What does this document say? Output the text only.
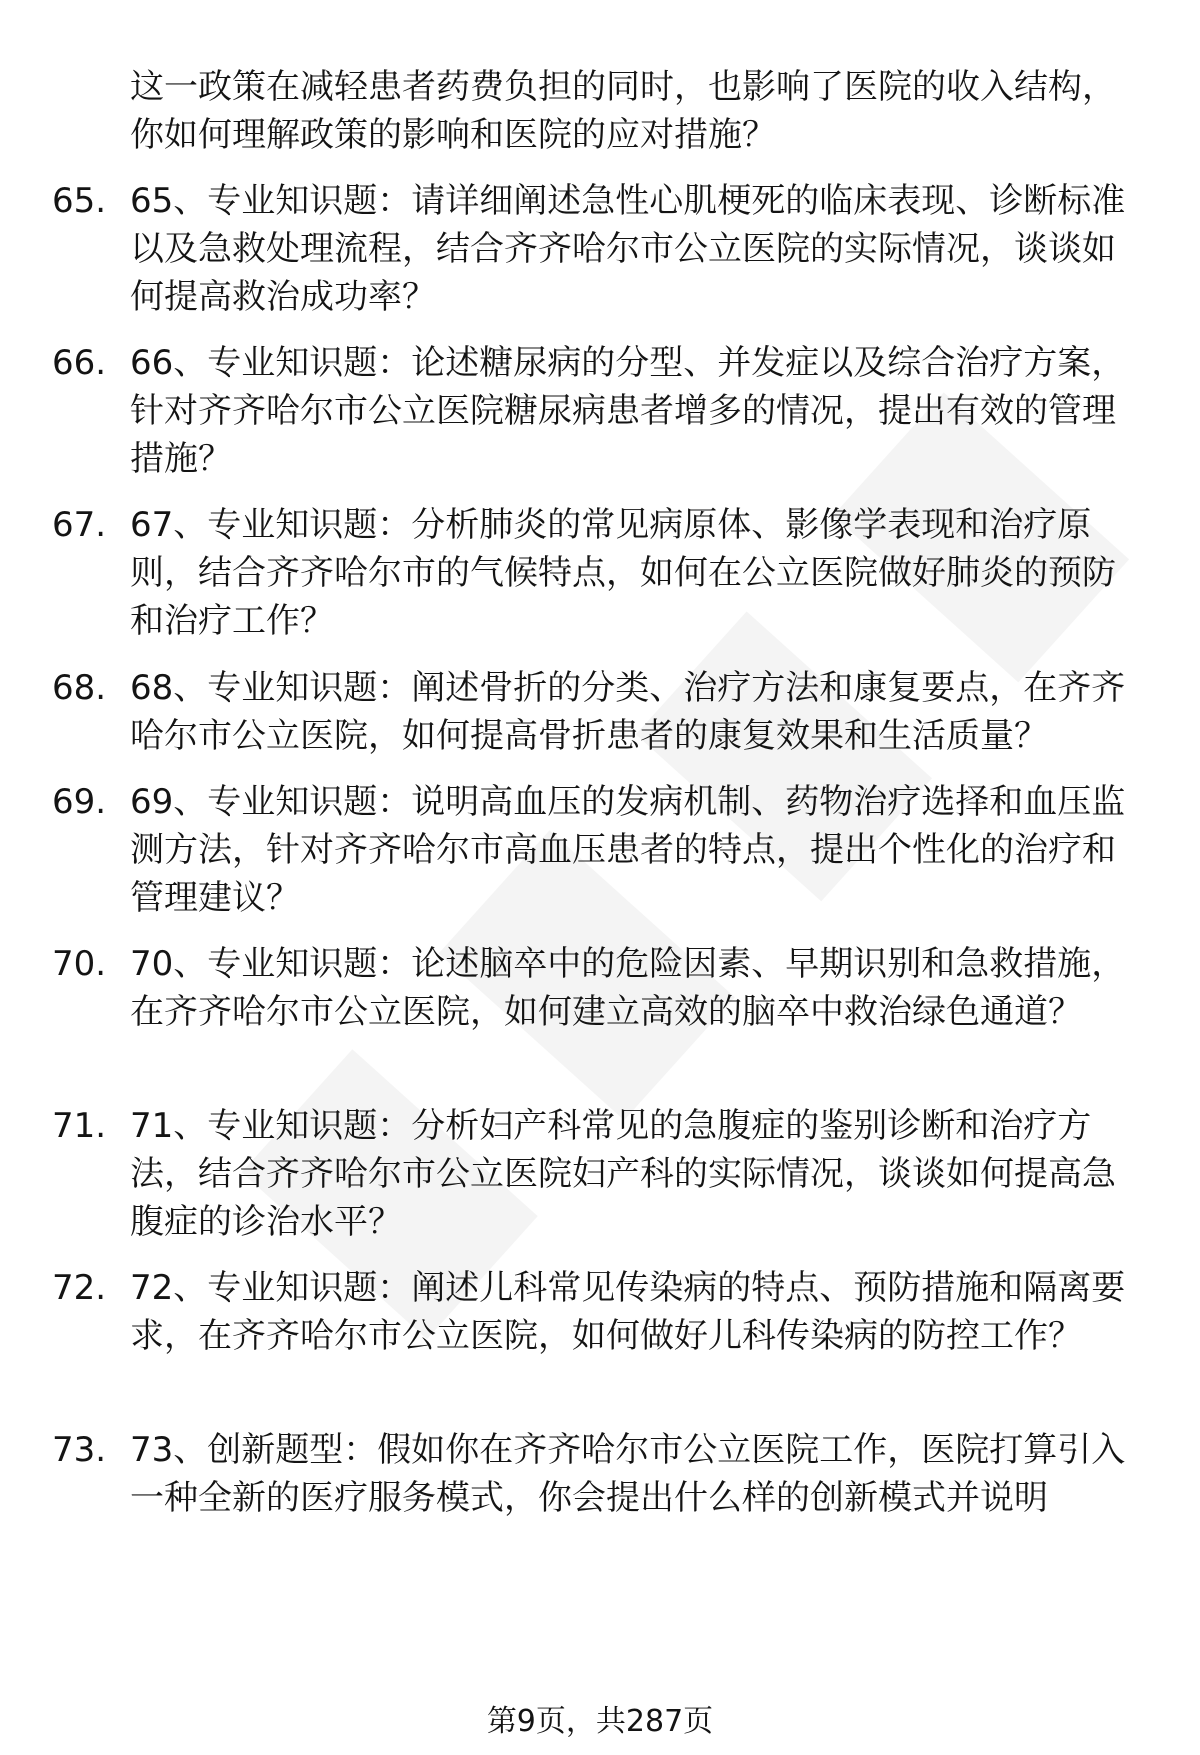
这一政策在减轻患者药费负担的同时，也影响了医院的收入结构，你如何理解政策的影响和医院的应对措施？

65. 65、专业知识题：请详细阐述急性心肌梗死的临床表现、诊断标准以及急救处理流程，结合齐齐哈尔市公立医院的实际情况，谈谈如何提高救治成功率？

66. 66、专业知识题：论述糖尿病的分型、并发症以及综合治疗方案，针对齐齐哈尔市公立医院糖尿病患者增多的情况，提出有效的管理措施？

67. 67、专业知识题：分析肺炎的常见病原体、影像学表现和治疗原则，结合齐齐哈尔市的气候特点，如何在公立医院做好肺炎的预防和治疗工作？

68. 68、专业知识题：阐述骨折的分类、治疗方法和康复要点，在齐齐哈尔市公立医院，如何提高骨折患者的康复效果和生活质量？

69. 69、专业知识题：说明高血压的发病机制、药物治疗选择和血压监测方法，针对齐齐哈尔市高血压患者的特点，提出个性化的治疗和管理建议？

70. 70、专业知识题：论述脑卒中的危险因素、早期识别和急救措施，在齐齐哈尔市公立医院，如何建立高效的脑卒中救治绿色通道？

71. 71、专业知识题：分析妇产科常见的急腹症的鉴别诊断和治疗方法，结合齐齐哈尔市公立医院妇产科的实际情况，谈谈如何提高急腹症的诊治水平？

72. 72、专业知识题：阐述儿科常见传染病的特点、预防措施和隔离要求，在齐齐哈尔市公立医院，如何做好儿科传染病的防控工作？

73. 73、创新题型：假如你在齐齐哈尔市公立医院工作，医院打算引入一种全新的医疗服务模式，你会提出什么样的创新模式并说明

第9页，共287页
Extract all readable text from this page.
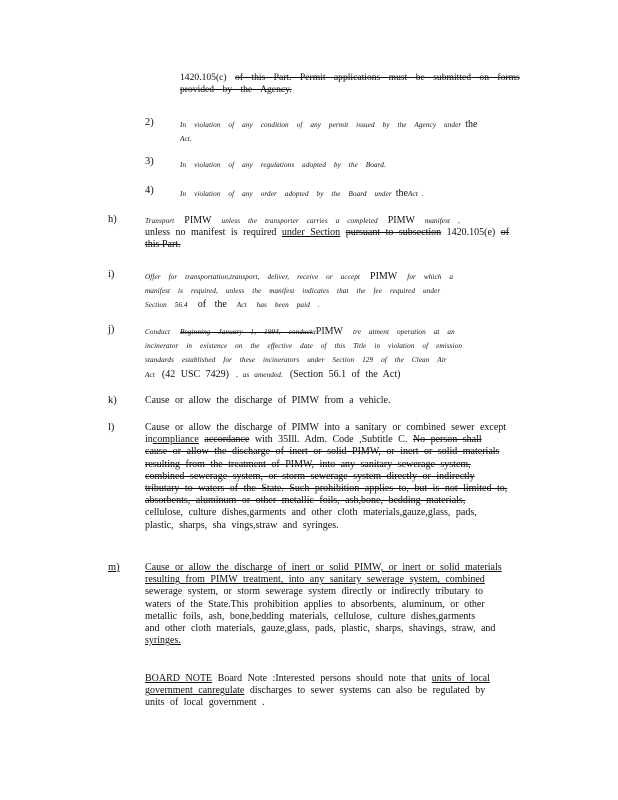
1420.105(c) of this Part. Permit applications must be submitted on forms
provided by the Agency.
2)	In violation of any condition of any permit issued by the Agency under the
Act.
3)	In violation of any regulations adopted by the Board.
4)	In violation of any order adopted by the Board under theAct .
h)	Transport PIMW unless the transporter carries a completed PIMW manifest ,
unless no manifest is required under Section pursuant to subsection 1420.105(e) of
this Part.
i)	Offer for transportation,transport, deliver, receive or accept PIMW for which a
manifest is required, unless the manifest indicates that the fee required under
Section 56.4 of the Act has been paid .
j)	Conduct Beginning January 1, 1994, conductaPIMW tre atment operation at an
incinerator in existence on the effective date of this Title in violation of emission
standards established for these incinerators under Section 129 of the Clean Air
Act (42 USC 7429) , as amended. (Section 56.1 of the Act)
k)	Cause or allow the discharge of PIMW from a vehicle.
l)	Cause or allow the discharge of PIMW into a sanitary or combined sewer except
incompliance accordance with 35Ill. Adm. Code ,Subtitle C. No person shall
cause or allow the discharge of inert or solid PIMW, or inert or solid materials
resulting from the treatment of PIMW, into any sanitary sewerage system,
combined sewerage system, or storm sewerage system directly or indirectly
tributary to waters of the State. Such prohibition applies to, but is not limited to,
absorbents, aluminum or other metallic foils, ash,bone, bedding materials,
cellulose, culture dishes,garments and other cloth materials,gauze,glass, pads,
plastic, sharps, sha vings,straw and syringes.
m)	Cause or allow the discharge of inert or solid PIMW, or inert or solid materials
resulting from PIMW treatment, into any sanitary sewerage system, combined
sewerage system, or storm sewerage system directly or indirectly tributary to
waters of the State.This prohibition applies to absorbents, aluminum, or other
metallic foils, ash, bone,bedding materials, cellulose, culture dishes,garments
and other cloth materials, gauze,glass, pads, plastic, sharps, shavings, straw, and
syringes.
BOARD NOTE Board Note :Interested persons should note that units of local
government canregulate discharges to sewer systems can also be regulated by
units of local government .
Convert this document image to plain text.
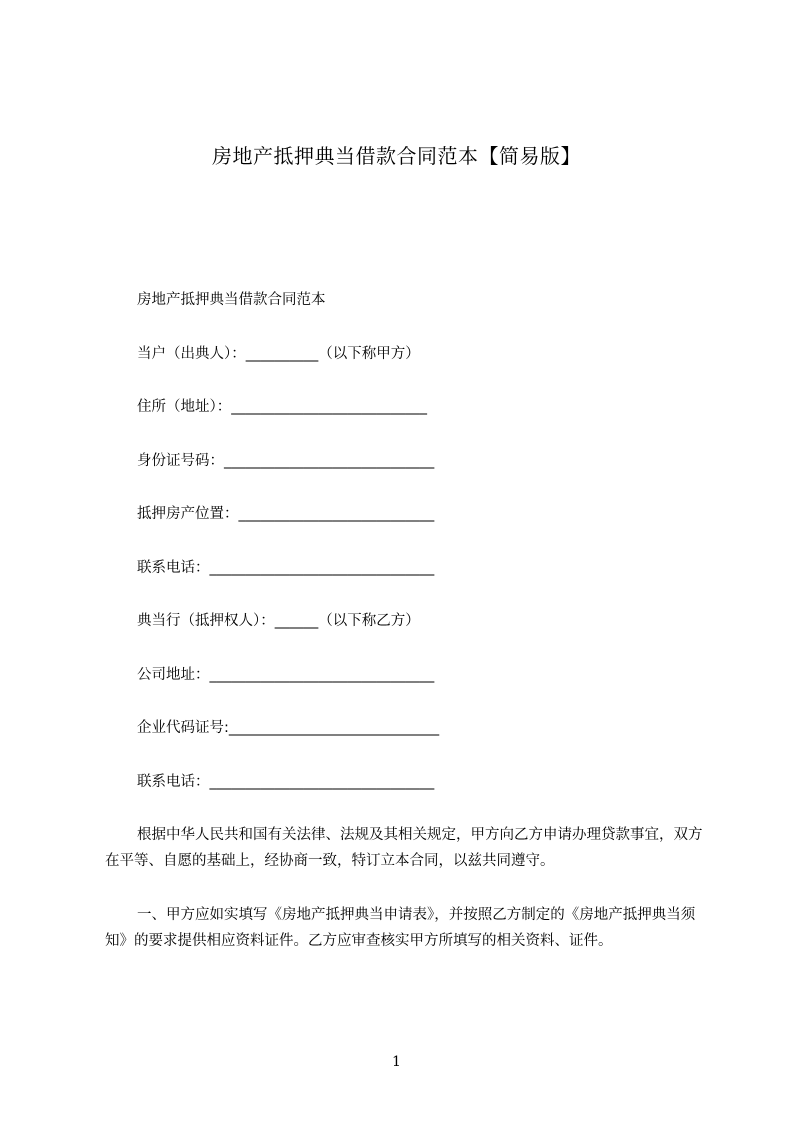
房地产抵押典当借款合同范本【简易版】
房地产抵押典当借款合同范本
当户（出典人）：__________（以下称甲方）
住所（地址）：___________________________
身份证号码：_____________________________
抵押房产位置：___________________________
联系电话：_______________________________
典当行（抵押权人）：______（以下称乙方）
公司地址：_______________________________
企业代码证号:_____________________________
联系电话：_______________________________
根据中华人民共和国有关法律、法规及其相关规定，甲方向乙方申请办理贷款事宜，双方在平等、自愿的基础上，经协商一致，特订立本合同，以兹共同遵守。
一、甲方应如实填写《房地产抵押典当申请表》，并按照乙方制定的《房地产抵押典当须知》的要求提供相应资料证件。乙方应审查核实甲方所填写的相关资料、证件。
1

* * *

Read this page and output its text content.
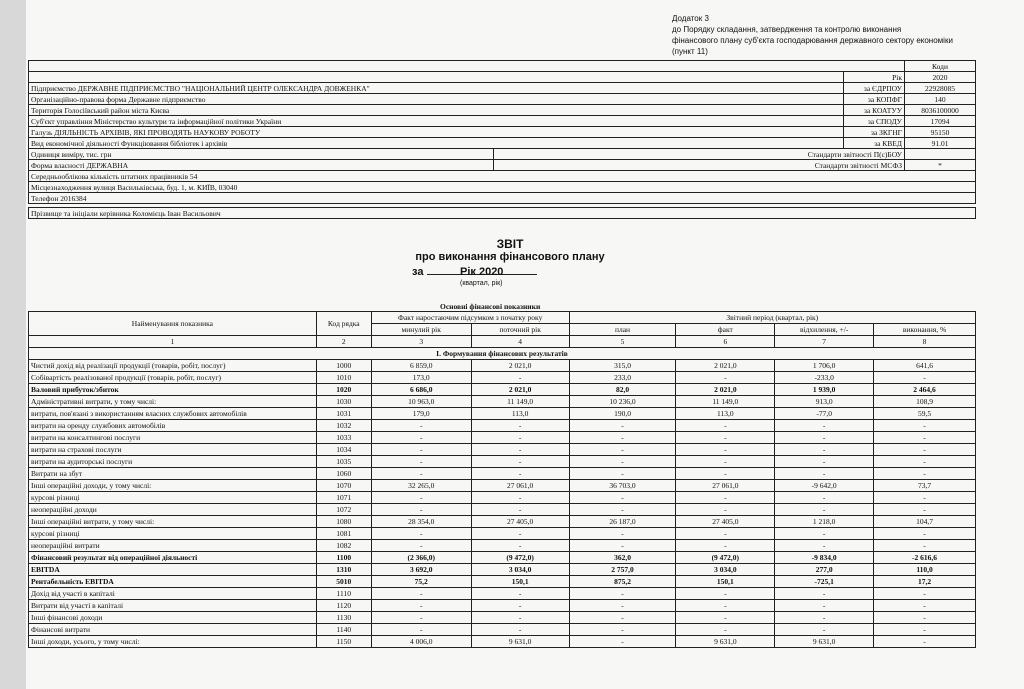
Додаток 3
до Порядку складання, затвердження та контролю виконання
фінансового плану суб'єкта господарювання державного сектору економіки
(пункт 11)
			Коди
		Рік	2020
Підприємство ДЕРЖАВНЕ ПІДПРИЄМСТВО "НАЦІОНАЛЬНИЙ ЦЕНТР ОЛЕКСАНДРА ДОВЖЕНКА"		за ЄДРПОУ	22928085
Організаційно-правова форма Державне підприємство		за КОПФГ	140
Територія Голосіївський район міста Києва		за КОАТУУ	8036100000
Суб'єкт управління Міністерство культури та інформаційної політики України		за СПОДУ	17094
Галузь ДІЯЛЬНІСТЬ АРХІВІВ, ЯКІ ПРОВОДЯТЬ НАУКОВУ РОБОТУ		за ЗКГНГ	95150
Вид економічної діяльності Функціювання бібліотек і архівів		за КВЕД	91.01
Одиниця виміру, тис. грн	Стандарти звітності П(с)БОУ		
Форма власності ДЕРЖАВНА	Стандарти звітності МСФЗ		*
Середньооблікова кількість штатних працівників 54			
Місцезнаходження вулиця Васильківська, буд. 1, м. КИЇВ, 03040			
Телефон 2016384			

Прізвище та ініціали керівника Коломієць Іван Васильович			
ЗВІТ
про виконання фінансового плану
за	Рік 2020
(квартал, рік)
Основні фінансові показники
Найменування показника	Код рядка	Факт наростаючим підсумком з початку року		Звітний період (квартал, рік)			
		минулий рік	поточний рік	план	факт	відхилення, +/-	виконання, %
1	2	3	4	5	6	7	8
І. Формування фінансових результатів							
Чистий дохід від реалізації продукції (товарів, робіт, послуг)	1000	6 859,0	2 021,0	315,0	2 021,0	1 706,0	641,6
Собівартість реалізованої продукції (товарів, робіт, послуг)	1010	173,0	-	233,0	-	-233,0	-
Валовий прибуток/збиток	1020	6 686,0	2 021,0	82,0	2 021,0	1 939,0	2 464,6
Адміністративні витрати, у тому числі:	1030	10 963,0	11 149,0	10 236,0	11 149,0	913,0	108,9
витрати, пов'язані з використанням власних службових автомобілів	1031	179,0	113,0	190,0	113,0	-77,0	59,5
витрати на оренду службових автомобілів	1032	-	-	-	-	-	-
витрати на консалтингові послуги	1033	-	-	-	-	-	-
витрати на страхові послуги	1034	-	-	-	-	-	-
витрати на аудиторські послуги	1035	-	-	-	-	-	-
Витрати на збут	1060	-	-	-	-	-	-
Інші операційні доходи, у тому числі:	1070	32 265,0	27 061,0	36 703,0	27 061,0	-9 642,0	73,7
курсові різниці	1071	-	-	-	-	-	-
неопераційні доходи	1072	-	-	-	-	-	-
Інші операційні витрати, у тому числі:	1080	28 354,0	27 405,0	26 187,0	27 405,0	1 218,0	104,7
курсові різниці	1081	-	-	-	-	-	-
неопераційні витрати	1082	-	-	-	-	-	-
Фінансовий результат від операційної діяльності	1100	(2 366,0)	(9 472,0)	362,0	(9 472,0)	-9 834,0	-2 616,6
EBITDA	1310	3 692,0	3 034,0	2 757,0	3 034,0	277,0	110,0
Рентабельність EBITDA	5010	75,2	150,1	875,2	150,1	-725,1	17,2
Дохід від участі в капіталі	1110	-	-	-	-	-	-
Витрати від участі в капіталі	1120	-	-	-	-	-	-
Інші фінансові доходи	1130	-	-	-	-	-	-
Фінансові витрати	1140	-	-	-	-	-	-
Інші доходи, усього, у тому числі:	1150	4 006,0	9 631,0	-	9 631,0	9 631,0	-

==

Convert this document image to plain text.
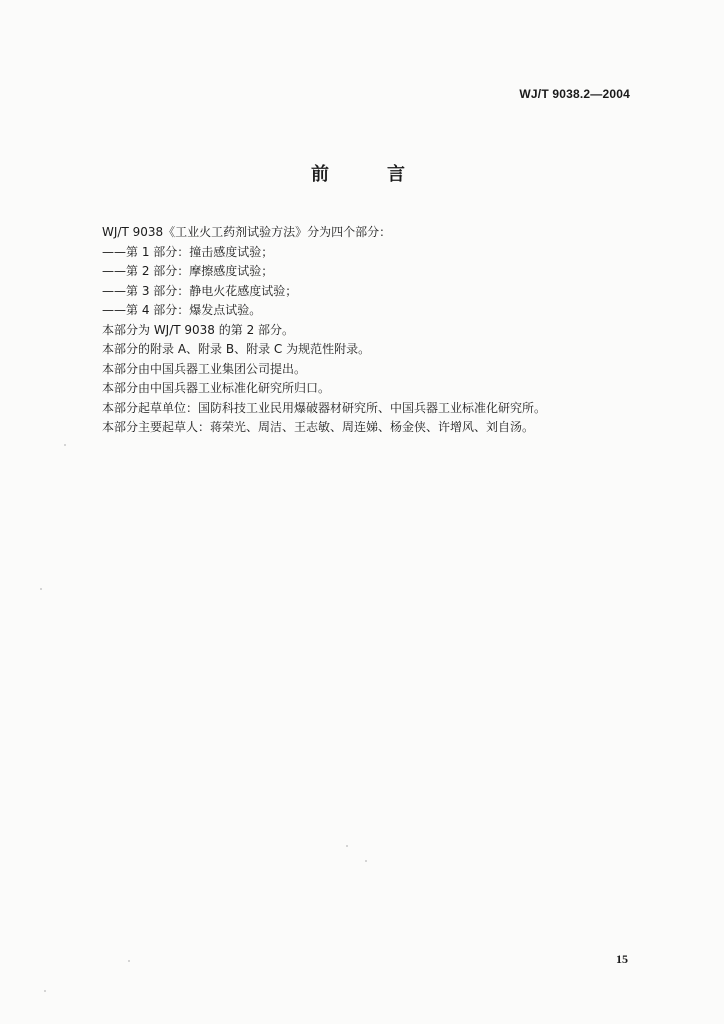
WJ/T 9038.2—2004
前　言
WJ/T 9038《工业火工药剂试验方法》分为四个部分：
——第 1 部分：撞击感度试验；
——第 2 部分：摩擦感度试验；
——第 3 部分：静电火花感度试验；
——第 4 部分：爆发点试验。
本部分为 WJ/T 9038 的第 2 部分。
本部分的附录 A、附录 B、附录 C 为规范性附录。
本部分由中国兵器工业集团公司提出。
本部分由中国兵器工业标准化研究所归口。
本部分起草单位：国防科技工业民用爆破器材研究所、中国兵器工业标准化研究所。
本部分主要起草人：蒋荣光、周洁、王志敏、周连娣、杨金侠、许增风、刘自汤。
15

Exercise details:
Filter lines by "prohibition" and return each hit.

Result for this task:
tributary to waters of the State. Such prohibition applies to, but is not limited to,
waters of the State.This prohibition applies to absorbents, aluminum, or other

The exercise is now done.